>> Start Information supplied

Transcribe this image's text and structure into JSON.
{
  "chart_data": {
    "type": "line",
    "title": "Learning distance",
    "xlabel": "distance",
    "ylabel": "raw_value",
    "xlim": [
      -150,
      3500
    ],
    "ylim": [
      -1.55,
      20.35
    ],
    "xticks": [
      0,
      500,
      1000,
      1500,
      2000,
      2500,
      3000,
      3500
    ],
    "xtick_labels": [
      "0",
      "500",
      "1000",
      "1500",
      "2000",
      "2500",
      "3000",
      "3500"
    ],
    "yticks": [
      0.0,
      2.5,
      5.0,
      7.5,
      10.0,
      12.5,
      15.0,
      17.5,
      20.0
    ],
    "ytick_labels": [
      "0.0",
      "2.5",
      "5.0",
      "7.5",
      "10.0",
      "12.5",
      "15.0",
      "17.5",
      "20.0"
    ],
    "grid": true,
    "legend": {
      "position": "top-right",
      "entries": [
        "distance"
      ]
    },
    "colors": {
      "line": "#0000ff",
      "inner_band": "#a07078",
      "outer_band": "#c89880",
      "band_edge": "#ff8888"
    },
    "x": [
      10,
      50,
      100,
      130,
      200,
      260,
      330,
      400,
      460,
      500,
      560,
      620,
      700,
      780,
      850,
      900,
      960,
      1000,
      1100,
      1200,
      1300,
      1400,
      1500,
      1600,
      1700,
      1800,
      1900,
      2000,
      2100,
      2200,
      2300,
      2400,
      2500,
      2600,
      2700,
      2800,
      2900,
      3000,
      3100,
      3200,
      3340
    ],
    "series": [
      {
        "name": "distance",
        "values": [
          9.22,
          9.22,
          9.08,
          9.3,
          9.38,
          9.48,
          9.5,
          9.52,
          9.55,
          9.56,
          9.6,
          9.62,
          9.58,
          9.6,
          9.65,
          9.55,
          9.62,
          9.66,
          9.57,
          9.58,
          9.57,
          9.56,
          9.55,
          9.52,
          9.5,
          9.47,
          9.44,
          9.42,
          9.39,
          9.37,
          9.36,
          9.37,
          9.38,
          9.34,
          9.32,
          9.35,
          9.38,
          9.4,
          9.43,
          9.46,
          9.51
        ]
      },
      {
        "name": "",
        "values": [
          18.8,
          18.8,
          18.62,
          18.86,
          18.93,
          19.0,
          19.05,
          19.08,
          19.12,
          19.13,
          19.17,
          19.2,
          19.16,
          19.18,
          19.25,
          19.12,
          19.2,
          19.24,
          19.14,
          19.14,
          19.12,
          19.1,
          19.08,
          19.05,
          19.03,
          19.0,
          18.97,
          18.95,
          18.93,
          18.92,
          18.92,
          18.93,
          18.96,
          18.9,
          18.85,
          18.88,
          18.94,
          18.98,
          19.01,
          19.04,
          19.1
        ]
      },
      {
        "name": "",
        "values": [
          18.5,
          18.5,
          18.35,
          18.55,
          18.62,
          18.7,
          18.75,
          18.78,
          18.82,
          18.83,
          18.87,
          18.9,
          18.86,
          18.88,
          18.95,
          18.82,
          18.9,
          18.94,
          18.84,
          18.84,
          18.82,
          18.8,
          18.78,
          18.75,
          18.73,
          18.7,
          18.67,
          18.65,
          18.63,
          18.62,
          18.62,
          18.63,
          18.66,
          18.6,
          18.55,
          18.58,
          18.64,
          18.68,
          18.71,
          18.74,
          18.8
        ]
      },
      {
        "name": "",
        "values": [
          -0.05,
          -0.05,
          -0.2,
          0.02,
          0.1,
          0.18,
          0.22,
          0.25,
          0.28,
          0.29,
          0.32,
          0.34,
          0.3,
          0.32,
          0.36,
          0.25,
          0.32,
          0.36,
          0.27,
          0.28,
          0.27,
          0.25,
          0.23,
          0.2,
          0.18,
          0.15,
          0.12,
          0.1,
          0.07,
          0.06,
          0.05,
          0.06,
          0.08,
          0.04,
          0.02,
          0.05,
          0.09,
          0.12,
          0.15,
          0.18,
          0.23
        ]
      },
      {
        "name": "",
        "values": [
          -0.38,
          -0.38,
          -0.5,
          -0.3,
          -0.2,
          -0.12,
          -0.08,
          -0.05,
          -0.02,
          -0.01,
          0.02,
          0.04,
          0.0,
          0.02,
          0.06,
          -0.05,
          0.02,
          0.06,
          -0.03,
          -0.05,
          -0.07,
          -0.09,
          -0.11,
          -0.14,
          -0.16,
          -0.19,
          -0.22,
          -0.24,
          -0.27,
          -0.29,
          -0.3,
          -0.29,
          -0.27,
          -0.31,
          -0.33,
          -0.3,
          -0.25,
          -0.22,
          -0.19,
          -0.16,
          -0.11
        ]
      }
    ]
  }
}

>> End Information supplied

• **Problem to solve**
How many of the lines above contain the string "distance"? Give the number only.

• **Correct answer**
4